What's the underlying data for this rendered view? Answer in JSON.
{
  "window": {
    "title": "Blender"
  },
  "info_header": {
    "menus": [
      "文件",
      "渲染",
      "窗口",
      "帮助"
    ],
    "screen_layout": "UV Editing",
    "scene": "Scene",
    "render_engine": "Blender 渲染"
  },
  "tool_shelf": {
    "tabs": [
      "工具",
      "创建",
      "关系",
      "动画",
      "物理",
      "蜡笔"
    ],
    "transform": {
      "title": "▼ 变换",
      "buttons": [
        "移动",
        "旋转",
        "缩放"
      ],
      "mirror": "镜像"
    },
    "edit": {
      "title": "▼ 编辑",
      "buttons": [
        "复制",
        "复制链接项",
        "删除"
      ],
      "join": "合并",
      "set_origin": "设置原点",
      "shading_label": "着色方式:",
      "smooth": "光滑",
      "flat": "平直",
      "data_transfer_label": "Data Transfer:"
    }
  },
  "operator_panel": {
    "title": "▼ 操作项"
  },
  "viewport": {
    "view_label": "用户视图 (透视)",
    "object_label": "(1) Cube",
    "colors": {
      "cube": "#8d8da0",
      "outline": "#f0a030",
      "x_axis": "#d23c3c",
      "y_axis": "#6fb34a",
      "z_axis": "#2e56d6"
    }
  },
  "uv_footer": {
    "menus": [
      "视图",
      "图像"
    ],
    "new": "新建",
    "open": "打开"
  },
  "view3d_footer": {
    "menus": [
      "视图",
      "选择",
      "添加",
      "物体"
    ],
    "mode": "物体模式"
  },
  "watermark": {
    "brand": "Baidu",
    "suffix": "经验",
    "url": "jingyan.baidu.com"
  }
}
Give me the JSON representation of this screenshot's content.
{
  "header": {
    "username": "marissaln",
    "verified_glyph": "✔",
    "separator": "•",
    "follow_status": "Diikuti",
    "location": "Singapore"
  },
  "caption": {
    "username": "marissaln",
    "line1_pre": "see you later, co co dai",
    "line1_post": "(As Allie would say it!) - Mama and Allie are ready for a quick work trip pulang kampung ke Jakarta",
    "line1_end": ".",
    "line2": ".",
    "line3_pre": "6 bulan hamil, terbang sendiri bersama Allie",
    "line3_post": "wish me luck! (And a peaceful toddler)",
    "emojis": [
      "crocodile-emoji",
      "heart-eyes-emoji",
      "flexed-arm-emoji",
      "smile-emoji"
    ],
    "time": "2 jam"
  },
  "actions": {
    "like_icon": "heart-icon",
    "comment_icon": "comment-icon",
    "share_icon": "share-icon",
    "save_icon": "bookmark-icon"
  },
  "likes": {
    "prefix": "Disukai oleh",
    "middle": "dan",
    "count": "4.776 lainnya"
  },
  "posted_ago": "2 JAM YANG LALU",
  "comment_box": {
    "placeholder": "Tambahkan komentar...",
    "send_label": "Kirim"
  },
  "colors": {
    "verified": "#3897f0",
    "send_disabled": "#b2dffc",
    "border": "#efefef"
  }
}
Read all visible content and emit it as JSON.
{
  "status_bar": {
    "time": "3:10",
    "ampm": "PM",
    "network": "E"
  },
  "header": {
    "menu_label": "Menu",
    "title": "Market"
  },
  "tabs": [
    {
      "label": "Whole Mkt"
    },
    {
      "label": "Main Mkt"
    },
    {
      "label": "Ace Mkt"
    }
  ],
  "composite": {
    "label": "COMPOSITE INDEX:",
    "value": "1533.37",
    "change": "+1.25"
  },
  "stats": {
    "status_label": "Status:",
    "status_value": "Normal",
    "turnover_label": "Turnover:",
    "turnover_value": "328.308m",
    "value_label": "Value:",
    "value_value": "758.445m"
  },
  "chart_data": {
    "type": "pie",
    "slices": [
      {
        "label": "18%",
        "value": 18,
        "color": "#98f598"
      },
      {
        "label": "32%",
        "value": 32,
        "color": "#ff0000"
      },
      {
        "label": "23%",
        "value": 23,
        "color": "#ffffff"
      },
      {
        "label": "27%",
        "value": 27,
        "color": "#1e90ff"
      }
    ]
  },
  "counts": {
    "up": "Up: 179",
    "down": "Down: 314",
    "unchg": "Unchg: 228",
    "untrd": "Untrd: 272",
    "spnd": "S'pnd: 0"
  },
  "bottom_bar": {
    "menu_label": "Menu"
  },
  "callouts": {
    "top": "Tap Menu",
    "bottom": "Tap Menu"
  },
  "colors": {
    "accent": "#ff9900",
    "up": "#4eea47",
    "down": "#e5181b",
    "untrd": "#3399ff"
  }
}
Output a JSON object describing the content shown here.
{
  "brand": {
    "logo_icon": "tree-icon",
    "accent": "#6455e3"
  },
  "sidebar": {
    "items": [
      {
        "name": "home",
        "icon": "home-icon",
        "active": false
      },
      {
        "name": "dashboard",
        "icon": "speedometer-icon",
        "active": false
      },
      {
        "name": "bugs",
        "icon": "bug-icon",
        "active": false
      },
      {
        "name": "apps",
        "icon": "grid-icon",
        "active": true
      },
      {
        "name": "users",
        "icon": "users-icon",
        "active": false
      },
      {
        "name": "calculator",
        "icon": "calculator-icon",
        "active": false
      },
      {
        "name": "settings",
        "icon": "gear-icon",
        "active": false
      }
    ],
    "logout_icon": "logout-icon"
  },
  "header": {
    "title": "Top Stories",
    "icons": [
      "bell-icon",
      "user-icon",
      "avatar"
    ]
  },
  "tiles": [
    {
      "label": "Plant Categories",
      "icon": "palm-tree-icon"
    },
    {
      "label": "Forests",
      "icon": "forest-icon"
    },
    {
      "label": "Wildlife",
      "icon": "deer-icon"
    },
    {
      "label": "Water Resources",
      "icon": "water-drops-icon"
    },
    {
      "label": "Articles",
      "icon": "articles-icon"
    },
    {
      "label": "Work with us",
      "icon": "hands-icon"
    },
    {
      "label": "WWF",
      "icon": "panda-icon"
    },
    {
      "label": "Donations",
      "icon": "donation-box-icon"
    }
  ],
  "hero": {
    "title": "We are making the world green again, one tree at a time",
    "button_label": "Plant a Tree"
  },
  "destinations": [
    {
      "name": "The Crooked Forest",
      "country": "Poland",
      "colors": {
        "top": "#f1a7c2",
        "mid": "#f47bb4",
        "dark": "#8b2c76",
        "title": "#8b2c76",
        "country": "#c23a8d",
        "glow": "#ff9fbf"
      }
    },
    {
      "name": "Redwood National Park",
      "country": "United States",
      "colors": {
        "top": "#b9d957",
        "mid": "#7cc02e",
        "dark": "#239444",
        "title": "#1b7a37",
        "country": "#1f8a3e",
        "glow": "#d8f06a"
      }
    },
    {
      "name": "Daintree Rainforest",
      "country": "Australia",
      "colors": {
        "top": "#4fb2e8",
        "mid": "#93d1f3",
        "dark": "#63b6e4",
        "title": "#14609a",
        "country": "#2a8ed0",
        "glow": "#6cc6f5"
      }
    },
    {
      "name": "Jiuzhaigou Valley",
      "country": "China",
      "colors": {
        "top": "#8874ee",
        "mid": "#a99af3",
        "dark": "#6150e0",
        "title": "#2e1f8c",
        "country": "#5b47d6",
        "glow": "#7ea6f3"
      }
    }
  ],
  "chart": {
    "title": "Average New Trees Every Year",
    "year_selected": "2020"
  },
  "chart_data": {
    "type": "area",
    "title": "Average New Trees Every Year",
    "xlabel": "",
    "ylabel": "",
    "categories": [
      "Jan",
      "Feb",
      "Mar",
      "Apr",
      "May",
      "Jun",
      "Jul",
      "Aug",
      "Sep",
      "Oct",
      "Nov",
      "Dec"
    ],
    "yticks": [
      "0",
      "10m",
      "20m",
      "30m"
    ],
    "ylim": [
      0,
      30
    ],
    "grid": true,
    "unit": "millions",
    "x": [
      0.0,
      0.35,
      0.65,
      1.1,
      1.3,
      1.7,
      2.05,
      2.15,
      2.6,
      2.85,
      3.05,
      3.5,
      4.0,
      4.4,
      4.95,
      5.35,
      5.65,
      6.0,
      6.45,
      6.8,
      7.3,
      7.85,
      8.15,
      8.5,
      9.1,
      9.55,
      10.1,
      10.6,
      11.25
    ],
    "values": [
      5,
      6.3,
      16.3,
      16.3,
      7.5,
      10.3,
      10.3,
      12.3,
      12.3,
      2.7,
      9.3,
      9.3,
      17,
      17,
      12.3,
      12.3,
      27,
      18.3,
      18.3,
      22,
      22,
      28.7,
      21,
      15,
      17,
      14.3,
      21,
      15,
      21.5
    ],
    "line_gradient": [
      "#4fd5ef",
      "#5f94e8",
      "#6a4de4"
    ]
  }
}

........

The exercise: Find how many lines in the listing hold "this", and reply with that number only.

Reply: 2